Element and box listings

%%

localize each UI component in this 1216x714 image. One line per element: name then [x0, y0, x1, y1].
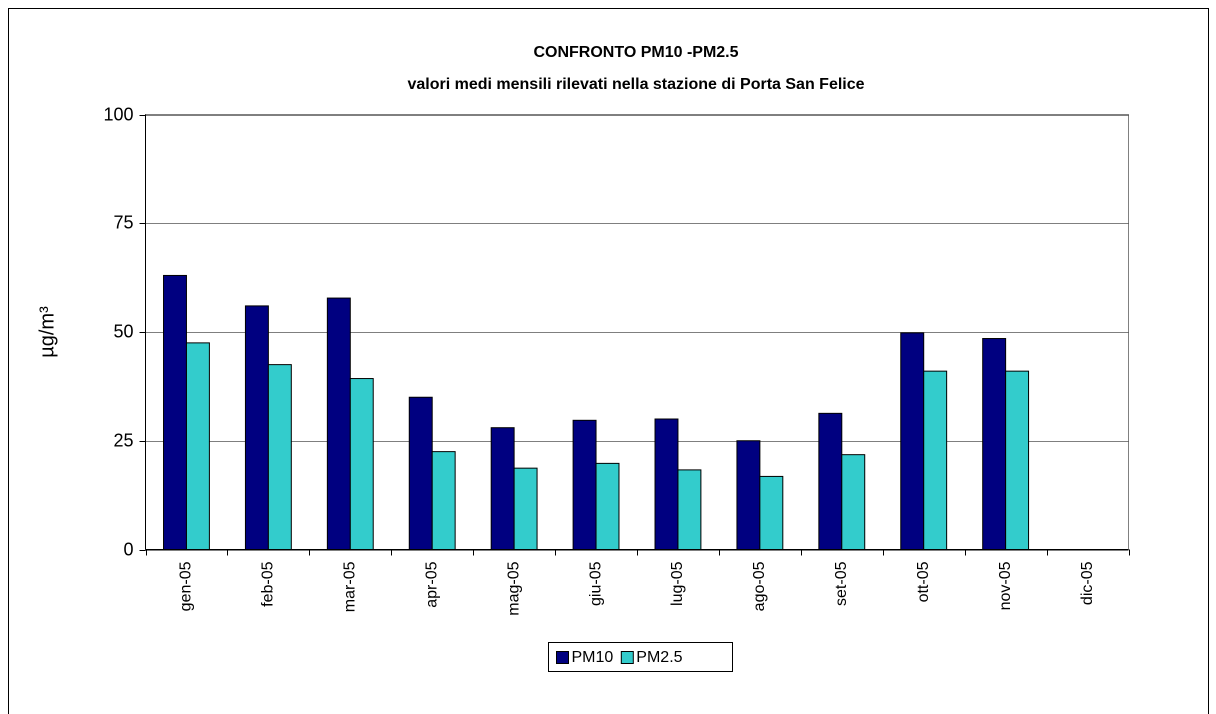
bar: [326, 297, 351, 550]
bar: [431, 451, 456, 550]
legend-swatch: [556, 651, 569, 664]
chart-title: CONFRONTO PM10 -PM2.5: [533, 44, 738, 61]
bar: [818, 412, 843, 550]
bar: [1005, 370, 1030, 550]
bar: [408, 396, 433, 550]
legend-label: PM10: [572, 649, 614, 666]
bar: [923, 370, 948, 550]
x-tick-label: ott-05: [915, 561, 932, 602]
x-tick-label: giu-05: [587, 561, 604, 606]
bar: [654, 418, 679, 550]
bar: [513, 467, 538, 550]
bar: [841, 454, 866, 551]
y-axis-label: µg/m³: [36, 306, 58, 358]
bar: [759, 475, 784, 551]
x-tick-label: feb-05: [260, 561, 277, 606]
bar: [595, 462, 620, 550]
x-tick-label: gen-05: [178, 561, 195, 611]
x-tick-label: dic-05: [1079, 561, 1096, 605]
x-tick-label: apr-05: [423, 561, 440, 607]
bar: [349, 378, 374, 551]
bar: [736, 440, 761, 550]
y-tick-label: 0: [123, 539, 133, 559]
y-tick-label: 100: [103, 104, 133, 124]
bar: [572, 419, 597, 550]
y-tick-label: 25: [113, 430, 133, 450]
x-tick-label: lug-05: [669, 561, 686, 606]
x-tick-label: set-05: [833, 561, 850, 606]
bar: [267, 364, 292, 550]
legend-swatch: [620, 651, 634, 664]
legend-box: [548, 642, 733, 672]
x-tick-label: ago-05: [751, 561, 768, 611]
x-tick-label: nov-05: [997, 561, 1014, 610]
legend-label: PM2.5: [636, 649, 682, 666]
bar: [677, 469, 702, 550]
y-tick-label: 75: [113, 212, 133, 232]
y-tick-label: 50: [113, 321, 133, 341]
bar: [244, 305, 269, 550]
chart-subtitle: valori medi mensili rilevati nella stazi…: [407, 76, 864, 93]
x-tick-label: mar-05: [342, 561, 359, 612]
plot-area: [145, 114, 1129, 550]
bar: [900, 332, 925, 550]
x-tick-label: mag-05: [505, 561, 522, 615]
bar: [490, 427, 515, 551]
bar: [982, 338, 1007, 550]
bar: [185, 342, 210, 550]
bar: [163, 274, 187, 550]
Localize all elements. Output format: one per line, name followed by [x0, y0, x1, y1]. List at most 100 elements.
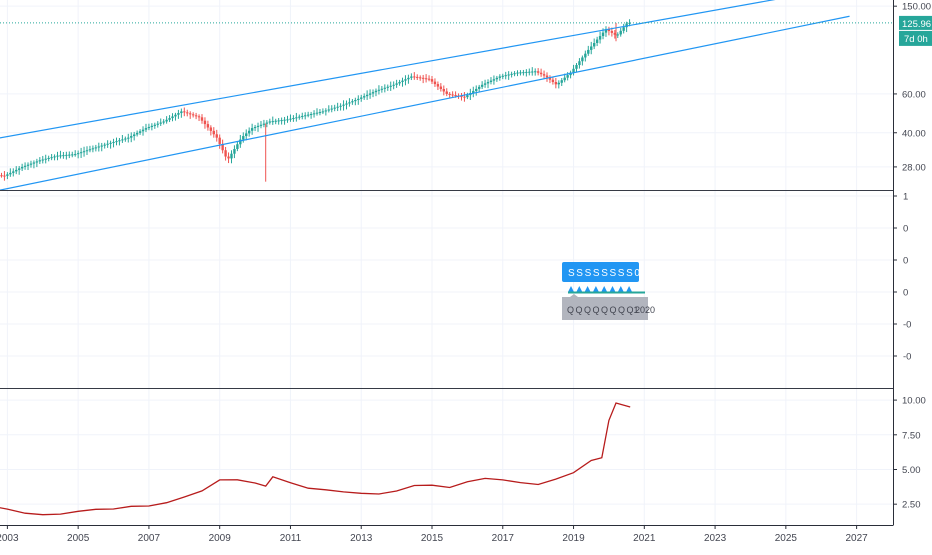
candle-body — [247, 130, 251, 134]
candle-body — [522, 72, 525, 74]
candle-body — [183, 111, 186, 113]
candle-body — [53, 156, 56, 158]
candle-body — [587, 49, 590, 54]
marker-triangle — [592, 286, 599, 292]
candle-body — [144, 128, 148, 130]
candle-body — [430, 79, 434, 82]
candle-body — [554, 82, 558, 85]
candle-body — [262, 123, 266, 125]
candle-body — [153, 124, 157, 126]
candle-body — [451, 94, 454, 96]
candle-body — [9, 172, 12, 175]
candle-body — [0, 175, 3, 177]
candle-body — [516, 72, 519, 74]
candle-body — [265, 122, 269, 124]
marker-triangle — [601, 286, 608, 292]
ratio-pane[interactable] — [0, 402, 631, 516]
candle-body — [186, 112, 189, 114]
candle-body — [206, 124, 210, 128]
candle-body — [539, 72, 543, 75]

%%

Goal
Render the lines of the listing from the line containing "bar: [326, 297, 351, 550]" through the line containing "Localize all elements.", inclusive, as a Markdown table with columns Row and Line, numbering each line and omitting blank lines.

Result of this exercise
| Row | Line |
|---|---|
| 1 | bar: [326, 297, 351, 550] |
| 2 | bar: [431, 451, 456, 550] |
| 3 | legend-swatch: [556, 651, 569, 664] |
| 4 | chart-title: CONFRONTO PM10 -PM2.5: [533, 44, 738, 61] |
| 5 | bar: [818, 412, 843, 550] |
| 6 | bar: [1005, 370, 1030, 550] |
| 7 | bar: [408, 396, 433, 550] |
| 8 | legend-label: PM10: [572, 649, 614, 666] |
| 9 | bar: [923, 370, 948, 550] |
| 10 | x-tick-label: ott-05: [915, 561, 932, 602] |
| 11 | x-tick-label: giu-05: [587, 561, 604, 606] |
| 12 | bar: [654, 418, 679, 550] |
| 13 | bar: [513, 467, 538, 550] |
| 14 | bar: [841, 454, 866, 551] |
| 15 | y-axis-label: µg/m³: [36, 306, 58, 358] |
| 16 | bar: [759, 475, 784, 551] |
| 17 | x-tick-label: feb-05: [260, 561, 277, 606] |
| 18 | bar: [595, 462, 620, 550] |
| 19 | x-tick-label: gen-05: [178, 561, 195, 611] |
| 20 | x-tick-label: dic-05: [1079, 561, 1096, 605] |
| 21 | x-tick-label: apr-05: [423, 561, 440, 607] |
| 22 | bar: [349, 378, 374, 551] |
| 23 | bar: [736, 440, 761, 550] |
| 24 | y-tick-label: 0: [123, 539, 133, 559] |
| 25 | y-tick-label: 100: [103, 104, 133, 124] |
| 26 | bar: [572, 419, 597, 550] |
| 27 | y-tick-label: 25: [113, 430, 133, 450] |
| 28 | x-tick-label: lug-05: [669, 561, 686, 606] |
| 29 | x-tick-label: set-05: [833, 561, 850, 606] |
| 30 | bar: [267, 364, 292, 550] |
| 31 | legend-swatch: [620, 651, 634, 664] |
| 32 | legend-box: [548, 642, 733, 672] |
| 33 | x-tick-label: ago-05: [751, 561, 768, 611] |
| 34 | x-tick-label: nov-05: [997, 561, 1014, 610] |
| 35 | legend-label: PM2.5: [636, 649, 682, 666] |
| 36 | bar: [677, 469, 702, 550] |
| 37 | y-tick-label: 75: [113, 212, 133, 232] |
| 38 | y-tick-label: 50: [113, 321, 133, 341] |
| 39 | bar: [244, 305, 269, 550] |
| 40 | chart-subtitle: valori medi mensili rilevati nella stazi…: [407, 76, 864, 93] |
| 41 | x-tick-label: mar-05: [342, 561, 359, 612] |
| 42 | plot-area: [145, 114, 1129, 550] |
| 43 | bar: [900, 332, 925, 550] |
| 44 | x-tick-label: mag-05: [505, 561, 522, 615] |
| 45 | bar: [490, 427, 515, 551] |
| 46 | bar: [982, 338, 1007, 550] |
| 47 | bar: [185, 342, 210, 550] |
| 48 | bar: [163, 274, 187, 550] |
| 49 | Localize all elements. Output format: one per line, name followed by [x0, y0, x1, y1]. List at most 100 elements. |